### Exercise
Every line below should be repeated exactly.

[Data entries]
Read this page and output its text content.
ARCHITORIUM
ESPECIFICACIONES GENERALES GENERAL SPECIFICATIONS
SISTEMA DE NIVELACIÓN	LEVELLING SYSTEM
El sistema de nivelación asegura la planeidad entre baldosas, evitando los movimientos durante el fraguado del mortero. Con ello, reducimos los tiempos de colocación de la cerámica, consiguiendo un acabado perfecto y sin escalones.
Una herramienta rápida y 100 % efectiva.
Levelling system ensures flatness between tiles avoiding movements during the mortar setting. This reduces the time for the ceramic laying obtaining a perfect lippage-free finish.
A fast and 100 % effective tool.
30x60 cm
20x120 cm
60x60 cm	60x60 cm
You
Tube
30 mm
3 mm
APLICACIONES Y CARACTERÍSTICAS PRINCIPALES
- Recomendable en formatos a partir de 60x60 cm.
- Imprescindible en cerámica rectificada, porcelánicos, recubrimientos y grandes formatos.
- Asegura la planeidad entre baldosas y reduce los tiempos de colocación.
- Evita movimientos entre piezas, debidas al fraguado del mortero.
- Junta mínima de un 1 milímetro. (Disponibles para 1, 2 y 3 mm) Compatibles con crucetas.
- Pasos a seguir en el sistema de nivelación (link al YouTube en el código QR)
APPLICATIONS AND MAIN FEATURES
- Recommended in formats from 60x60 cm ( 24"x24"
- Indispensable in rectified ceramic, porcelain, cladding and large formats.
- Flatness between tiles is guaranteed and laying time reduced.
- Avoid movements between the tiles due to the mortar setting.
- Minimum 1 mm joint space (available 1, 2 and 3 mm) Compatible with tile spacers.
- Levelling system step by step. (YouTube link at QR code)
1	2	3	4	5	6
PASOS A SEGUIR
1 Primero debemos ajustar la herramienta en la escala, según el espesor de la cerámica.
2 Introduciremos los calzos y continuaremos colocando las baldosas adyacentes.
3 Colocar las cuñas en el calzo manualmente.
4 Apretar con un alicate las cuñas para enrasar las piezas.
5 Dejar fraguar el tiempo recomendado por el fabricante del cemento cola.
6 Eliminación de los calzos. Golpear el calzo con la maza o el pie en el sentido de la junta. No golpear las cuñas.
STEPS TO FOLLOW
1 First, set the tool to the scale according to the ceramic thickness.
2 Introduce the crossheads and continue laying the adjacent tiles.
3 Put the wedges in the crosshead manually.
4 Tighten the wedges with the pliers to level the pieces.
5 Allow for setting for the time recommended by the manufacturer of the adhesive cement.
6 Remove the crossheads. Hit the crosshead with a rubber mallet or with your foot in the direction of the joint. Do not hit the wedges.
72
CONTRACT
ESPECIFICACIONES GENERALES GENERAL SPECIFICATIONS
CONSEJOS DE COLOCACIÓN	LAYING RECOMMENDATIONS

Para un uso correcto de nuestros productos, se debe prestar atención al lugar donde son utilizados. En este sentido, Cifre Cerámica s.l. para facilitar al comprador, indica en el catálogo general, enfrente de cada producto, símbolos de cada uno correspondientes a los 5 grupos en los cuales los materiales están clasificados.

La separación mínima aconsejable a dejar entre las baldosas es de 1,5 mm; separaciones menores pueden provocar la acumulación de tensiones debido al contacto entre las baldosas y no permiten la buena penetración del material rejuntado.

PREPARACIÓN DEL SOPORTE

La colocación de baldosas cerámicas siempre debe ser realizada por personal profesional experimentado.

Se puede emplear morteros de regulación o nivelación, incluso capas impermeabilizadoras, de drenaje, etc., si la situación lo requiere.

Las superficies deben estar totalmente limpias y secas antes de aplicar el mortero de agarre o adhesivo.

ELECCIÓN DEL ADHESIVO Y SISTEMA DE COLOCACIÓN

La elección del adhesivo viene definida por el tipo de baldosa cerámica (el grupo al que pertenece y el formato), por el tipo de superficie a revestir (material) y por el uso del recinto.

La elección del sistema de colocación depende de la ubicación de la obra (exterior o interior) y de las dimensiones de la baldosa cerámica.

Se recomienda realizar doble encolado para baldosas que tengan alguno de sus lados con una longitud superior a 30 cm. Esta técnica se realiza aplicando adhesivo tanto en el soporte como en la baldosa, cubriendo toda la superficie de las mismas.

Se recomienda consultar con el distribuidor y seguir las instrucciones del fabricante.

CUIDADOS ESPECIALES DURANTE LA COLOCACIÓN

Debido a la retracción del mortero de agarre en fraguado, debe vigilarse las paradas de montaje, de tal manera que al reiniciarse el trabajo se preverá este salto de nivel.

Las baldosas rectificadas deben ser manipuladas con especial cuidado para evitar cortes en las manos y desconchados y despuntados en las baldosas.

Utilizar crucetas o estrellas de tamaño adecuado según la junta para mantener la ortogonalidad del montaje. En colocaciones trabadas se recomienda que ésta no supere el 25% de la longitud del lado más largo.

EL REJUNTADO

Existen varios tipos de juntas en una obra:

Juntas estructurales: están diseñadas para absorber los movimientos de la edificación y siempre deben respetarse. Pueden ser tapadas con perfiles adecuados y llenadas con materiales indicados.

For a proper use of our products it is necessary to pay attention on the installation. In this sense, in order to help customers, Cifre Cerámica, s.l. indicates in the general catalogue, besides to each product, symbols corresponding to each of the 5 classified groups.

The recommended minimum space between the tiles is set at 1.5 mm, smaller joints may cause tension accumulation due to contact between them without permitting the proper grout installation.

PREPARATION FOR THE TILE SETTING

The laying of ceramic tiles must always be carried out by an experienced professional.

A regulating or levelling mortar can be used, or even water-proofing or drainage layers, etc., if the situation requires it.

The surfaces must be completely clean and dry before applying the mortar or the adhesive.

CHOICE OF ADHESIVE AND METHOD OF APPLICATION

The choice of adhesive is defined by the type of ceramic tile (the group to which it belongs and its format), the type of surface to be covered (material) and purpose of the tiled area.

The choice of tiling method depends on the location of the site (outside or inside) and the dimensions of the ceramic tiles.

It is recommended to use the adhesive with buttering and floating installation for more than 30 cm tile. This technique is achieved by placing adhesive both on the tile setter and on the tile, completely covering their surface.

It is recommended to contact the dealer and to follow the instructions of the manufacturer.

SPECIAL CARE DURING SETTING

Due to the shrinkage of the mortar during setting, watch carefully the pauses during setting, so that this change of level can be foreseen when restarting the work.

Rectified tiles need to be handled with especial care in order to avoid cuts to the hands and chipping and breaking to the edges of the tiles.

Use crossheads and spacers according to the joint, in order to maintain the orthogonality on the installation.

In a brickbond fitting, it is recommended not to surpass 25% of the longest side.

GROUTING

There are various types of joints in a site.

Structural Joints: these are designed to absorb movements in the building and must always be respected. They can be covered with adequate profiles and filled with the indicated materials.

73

### Written response
Read this page and output its text content.
ARCHITORIUM
ESPECIFICACIONES GENERALES GENERAL SPECIFICATIONS
SISTEMA DE NIVELACIÓN	LEVELLING SYSTEM
El sistema de nivelación asegura la planeidad entre baldosas, evitando los movimientos durante el fraguado del mortero. Con ello, reducimos los tiempos de colocación de la cerámica, consiguiendo un acabado perfecto y sin escalones.
Una herramienta rápida y 100 % efectiva.
Levelling system ensures flatness between tiles avoiding movements during the mortar setting. This reduces the time for the ceramic laying obtaining a perfect lippage-free finish.
A fast and 100 % effective tool.
30x60 cm
20x120 cm
60x60 cm	60x60 cm
You
Tube
30 mm
3 mm
APLICACIONES Y CARACTERÍSTICAS PRINCIPALES
- Recomendable en formatos a partir de 60x60 cm.
- Imprescindible en cerámica rectificada, porcelánicos, recubrimientos y grandes formatos.
- Asegura la planeidad entre baldosas y reduce los tiempos de colocación.
- Evita movimientos entre piezas, debidas al fraguado del mortero.
- Junta mínima de un 1 milímetro. (Disponibles para 1, 2 y 3 mm) Compatibles con crucetas.
- Pasos a seguir en el sistema de nivelación (link al YouTube en el código QR)
APPLICATIONS AND MAIN FEATURES
- Recommended in formats from 60x60 cm ( 24"x24"
- Indispensable in rectified ceramic, porcelain, cladding and large formats.
- Flatness between tiles is guaranteed and laying time reduced.
- Avoid movements between the tiles due to the mortar setting.
- Minimum 1 mm joint space (available 1, 2 and 3 mm) Compatible with tile spacers.
- Levelling system step by step. (YouTube link at QR code)
1	2	3	4	5	6
PASOS A SEGUIR
1 Primero debemos ajustar la herramienta en la escala, según el espesor de la cerámica.
2 Introduciremos los calzos y continuaremos colocando las baldosas adyacentes.
3 Colocar las cuñas en el calzo manualmente.
4 Apretar con un alicate las cuñas para enrasar las piezas.
5 Dejar fraguar el tiempo recomendado por el fabricante del cemento cola.
6 Eliminación de los calzos. Golpear el calzo con la maza o el pie en el sentido de la junta. No golpear las cuñas.
STEPS TO FOLLOW
1 First, set the tool to the scale according to the ceramic thickness.
2 Introduce the crossheads and continue laying the adjacent tiles.
3 Put the wedges in the crosshead manually.
4 Tighten the wedges with the pliers to level the pieces.
5 Allow for setting for the time recommended by the manufacturer of the adhesive cement.
6 Remove the crossheads. Hit the crosshead with a rubber mallet or with your foot in the direction of the joint. Do not hit the wedges.
72
CONTRACT
ESPECIFICACIONES GENERALES GENERAL SPECIFICATIONS
CONSEJOS DE COLOCACIÓN	LAYING RECOMMENDATIONS

Para un uso correcto de nuestros productos, se debe prestar atención al lugar donde son utilizados. En este sentido, Cifre Cerámica s.l. para facilitar al comprador, indica en el catálogo general, enfrente de cada producto, símbolos de cada uno correspondientes a los 5 grupos en los cuales los materiales están clasificados.

La separación mínima aconsejable a dejar entre las baldosas es de 1,5 mm; separaciones menores pueden provocar la acumulación de tensiones debido al contacto entre las baldosas y no permiten la buena penetración del material rejuntado.

PREPARACIÓN DEL SOPORTE

La colocación de baldosas cerámicas siempre debe ser realizada por personal profesional experimentado.

Se puede emplear morteros de regulación o nivelación, incluso capas impermeabilizadoras, de drenaje, etc., si la situación lo requiere.

Las superficies deben estar totalmente limpias y secas antes de aplicar el mortero de agarre o adhesivo.

ELECCIÓN DEL ADHESIVO Y SISTEMA DE COLOCACIÓN

La elección del adhesivo viene definida por el tipo de baldosa cerámica (el grupo al que pertenece y el formato), por el tipo de superficie a revestir (material) y por el uso del recinto.

La elección del sistema de colocación depende de la ubicación de la obra (exterior o interior) y de las dimensiones de la baldosa cerámica.

Se recomienda realizar doble encolado para baldosas que tengan alguno de sus lados con una longitud superior a 30 cm. Esta técnica se realiza aplicando adhesivo tanto en el soporte como en la baldosa, cubriendo toda la superficie de las mismas.

Se recomienda consultar con el distribuidor y seguir las instrucciones del fabricante.

CUIDADOS ESPECIALES DURANTE LA COLOCACIÓN

Debido a la retracción del mortero de agarre en fraguado, debe vigilarse las paradas de montaje, de tal manera que al reiniciarse el trabajo se preverá este salto de nivel.

Las baldosas rectificadas deben ser manipuladas con especial cuidado para evitar cortes en las manos y desconchados y despuntados en las baldosas.

Utilizar crucetas o estrellas de tamaño adecuado según la junta para mantener la ortogonalidad del montaje. En colocaciones trabadas se recomienda que ésta no supere el 25% de la longitud del lado más largo.

EL REJUNTADO

Existen varios tipos de juntas en una obra:

Juntas estructurales: están diseñadas para absorber los movimientos de la edificación y siempre deben respetarse. Pueden ser tapadas con perfiles adecuados y llenadas con materiales indicados.

For a proper use of our products it is necessary to pay attention on the installation. In this sense, in order to help customers, Cifre Cerámica, s.l. indicates in the general catalogue, besides to each product, symbols corresponding to each of the 5 classified groups.

The recommended minimum space between the tiles is set at 1.5 mm, smaller joints may cause tension accumulation due to contact between them without permitting the proper grout installation.

PREPARATION FOR THE TILE SETTING

The laying of ceramic tiles must always be carried out by an experienced professional.

A regulating or levelling mortar can be used, or even water-proofing or drainage layers, etc., if the situation requires it.

The surfaces must be completely clean and dry before applying the mortar or the adhesive.

CHOICE OF ADHESIVE AND METHOD OF APPLICATION

The choice of adhesive is defined by the type of ceramic tile (the group to which it belongs and its format), the type of surface to be covered (material) and purpose of the tiled area.

The choice of tiling method depends on the location of the site (outside or inside) and the dimensions of the ceramic tiles.

It is recommended to use the adhesive with buttering and floating installation for more than 30 cm tile. This technique is achieved by placing adhesive both on the tile setter and on the tile, completely covering their surface.

It is recommended to contact the dealer and to follow the instructions of the manufacturer.

SPECIAL CARE DURING SETTING

Due to the shrinkage of the mortar during setting, watch carefully the pauses during setting, so that this change of level can be foreseen when restarting the work.

Rectified tiles need to be handled with especial care in order to avoid cuts to the hands and chipping and breaking to the edges of the tiles.

Use crossheads and spacers according to the joint, in order to maintain the orthogonality on the installation.

In a brickbond fitting, it is recommended not to surpass 25% of the longest side.

GROUTING

There are various types of joints in a site.

Structural Joints: these are designed to absorb movements in the building and must always be respected. They can be covered with adequate profiles and filled with the indicated materials.

73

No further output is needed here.